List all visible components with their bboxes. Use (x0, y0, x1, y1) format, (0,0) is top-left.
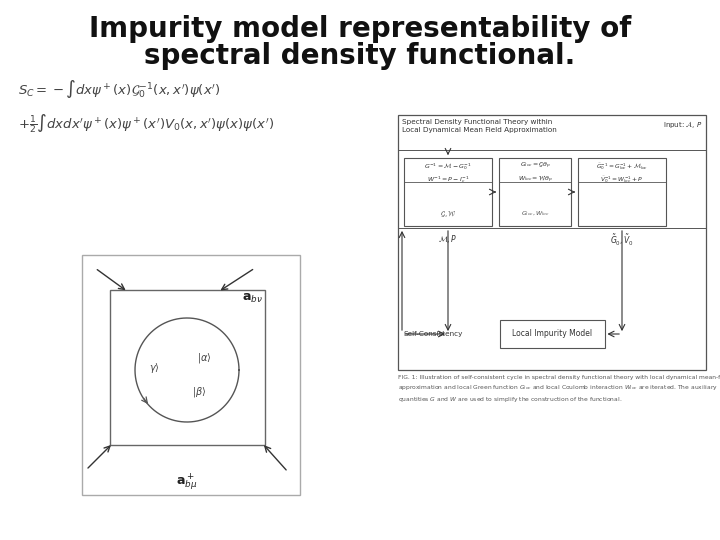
· · · ·
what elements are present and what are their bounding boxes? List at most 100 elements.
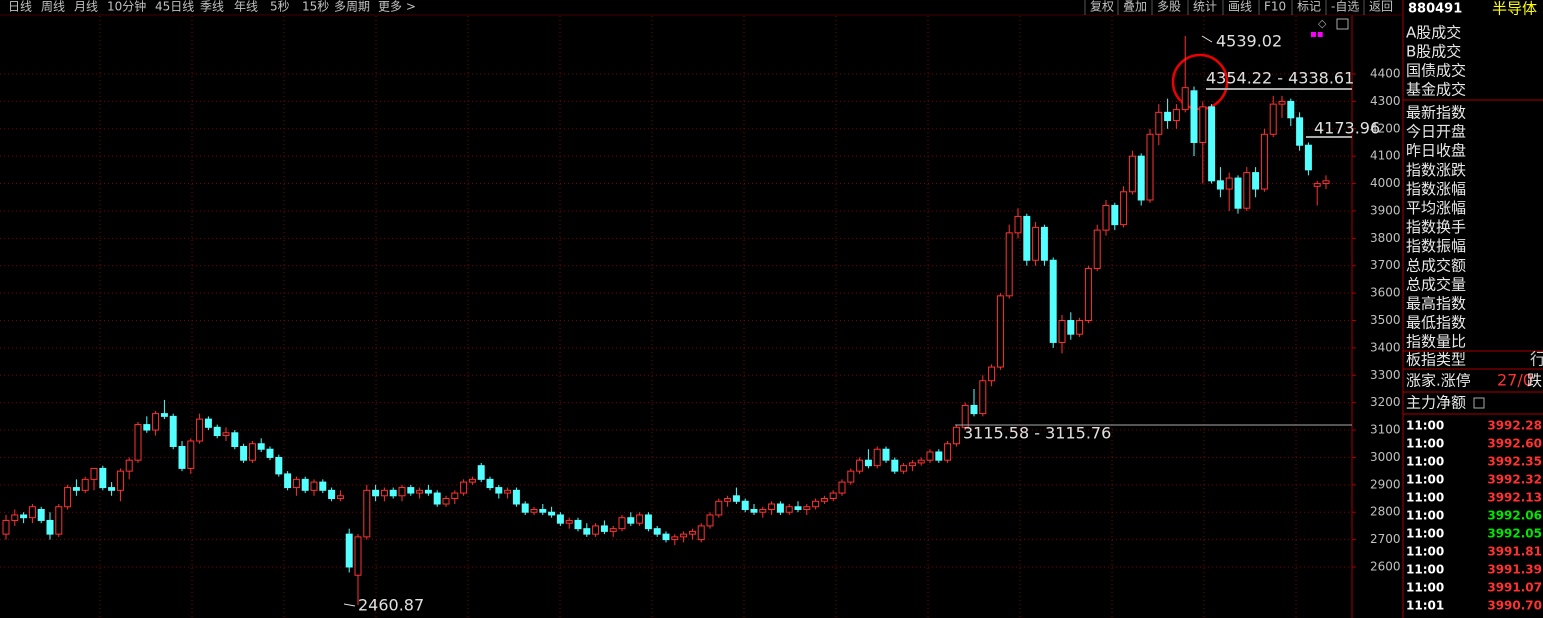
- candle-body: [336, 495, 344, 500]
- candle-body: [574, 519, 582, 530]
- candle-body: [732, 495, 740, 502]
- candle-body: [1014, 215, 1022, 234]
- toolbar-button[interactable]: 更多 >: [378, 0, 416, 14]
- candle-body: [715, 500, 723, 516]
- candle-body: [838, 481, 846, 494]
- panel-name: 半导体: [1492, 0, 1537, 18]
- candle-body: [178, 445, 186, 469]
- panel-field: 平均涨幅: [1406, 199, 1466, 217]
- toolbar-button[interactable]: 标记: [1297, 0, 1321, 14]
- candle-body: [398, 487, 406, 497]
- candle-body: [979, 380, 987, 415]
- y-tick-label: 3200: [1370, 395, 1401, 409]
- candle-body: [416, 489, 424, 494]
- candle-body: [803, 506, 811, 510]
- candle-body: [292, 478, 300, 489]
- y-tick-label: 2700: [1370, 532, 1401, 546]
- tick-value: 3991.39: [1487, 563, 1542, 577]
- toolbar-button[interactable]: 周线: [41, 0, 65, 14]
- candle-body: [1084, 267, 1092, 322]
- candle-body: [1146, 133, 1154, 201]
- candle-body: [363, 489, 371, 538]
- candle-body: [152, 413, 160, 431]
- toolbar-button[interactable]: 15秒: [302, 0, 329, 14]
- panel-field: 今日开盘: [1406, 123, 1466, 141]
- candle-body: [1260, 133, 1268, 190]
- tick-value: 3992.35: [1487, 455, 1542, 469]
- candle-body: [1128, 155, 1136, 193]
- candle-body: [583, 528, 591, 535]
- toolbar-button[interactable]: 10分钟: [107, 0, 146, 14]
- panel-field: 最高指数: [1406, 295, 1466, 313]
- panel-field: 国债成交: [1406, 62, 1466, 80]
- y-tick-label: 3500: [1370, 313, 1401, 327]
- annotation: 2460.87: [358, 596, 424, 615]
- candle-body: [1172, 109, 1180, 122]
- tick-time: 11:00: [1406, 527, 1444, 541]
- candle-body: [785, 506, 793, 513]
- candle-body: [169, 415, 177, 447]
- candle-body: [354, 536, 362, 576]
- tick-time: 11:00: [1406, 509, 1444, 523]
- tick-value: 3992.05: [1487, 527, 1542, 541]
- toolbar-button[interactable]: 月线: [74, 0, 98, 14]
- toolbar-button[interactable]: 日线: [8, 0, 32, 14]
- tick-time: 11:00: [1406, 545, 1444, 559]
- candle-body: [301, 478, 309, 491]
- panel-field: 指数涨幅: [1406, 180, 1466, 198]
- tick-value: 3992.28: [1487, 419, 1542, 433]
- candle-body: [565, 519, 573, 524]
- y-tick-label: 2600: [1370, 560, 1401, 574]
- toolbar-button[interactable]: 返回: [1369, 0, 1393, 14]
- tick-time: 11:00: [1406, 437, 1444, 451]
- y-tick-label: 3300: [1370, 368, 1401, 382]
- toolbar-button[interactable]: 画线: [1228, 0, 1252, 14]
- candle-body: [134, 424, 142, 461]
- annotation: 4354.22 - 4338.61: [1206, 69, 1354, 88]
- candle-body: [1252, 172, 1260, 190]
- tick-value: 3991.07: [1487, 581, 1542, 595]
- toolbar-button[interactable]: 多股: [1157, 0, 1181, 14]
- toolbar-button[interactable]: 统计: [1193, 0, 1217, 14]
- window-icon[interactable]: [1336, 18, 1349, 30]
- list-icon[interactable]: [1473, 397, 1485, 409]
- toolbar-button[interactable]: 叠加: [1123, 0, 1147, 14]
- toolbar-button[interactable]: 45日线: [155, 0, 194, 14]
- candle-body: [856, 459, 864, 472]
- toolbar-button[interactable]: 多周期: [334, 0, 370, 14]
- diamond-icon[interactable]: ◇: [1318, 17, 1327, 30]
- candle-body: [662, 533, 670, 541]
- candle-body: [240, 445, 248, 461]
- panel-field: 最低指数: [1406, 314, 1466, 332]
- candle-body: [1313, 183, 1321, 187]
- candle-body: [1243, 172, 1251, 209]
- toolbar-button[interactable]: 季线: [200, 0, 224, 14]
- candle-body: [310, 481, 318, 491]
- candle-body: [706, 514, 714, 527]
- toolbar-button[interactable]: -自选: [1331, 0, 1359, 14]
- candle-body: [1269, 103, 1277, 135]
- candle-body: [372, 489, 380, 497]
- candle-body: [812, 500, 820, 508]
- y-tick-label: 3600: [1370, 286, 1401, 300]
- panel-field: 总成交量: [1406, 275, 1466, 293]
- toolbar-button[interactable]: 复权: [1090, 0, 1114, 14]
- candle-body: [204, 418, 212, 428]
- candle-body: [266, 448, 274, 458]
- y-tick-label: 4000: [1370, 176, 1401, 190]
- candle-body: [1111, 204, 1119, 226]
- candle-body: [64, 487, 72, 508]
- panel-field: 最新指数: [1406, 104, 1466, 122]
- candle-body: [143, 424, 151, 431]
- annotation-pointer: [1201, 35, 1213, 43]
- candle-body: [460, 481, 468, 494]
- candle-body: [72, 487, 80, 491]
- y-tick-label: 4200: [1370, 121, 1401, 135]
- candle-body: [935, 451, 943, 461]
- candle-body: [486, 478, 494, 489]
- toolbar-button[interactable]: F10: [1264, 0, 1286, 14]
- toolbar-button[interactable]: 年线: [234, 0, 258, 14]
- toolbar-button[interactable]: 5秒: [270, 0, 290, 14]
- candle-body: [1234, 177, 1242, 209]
· · · ·
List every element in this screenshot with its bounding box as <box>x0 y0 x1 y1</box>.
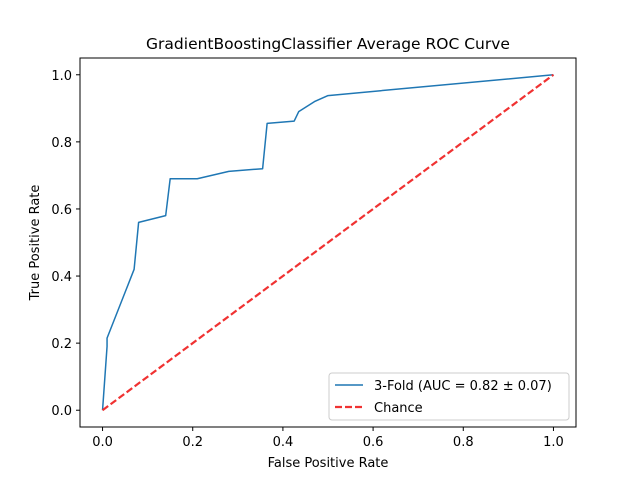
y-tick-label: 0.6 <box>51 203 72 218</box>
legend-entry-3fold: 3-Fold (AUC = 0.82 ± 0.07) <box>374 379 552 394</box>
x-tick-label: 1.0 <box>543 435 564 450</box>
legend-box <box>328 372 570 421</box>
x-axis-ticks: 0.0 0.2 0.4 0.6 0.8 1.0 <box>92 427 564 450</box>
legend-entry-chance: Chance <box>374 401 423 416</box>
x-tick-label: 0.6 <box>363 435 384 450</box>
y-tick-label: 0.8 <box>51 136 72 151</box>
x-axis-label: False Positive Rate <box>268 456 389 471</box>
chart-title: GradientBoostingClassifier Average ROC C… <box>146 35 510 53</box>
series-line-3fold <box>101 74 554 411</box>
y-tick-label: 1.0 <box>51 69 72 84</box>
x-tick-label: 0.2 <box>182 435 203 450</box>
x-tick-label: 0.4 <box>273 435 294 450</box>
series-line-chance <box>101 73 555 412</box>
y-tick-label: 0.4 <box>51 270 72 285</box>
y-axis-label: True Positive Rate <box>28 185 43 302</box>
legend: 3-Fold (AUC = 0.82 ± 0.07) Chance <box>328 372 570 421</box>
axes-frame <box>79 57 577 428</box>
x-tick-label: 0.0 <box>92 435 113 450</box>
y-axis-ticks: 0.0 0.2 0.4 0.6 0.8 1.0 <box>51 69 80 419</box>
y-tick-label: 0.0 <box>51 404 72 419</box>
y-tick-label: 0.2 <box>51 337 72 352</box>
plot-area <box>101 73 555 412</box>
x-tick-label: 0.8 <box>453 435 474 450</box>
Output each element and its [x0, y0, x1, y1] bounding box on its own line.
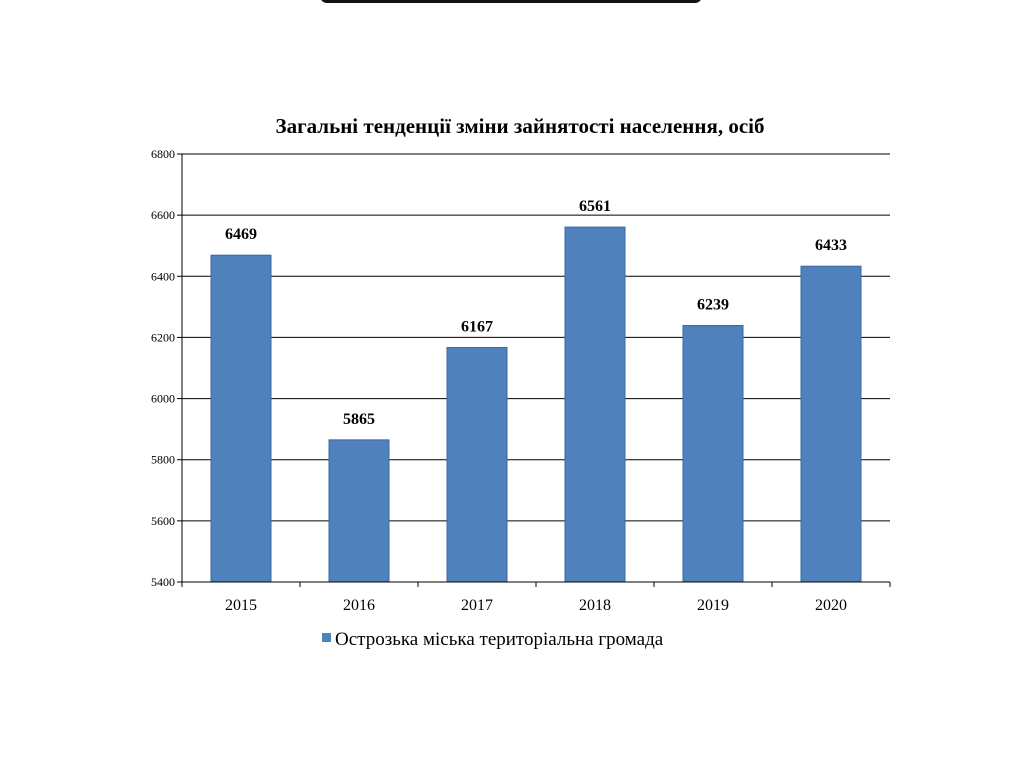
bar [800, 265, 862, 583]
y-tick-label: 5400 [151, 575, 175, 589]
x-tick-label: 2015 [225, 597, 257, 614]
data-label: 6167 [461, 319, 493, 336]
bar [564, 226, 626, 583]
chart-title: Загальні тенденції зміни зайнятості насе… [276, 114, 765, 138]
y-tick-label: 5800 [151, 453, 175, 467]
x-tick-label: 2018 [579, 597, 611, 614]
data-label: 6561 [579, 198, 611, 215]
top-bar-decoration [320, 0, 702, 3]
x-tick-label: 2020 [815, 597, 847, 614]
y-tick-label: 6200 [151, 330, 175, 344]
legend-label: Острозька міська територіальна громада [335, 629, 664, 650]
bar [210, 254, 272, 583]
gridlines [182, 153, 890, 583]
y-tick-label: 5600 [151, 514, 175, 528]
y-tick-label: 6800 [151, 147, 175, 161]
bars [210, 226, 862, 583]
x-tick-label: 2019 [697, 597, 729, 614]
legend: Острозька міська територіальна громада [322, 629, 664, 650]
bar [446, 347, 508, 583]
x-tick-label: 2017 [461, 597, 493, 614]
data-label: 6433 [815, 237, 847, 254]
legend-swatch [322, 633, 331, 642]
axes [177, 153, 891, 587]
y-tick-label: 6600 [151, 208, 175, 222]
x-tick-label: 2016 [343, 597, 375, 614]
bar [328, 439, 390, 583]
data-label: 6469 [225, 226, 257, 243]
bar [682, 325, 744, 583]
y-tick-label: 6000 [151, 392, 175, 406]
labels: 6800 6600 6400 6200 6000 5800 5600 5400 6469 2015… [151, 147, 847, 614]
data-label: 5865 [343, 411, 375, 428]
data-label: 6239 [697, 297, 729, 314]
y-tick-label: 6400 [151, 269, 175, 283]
· · · ·
## What is expected
Recast the entries as a two-column CSV with the headers "instruction" and "output", one row per entry. Start with the line containing "Output each element" and continue through the line containing "bar [564, 226, 626, 583]". Put each field in quotation marks, replace line breaks with spaces, and leave out the pictures.

## Task response
instruction,output
"Output each element and its [x0, y0, x1, y1] bounding box on its own line.","bar [800, 265, 862, 583] y-tick-label: 5400 [151, 575, 175, 589] x-tick-label: 2015 [225, 597, 257, 614] data-label: 6167 [461, 319, 493, 336] bar [564, 226, 626, 583]"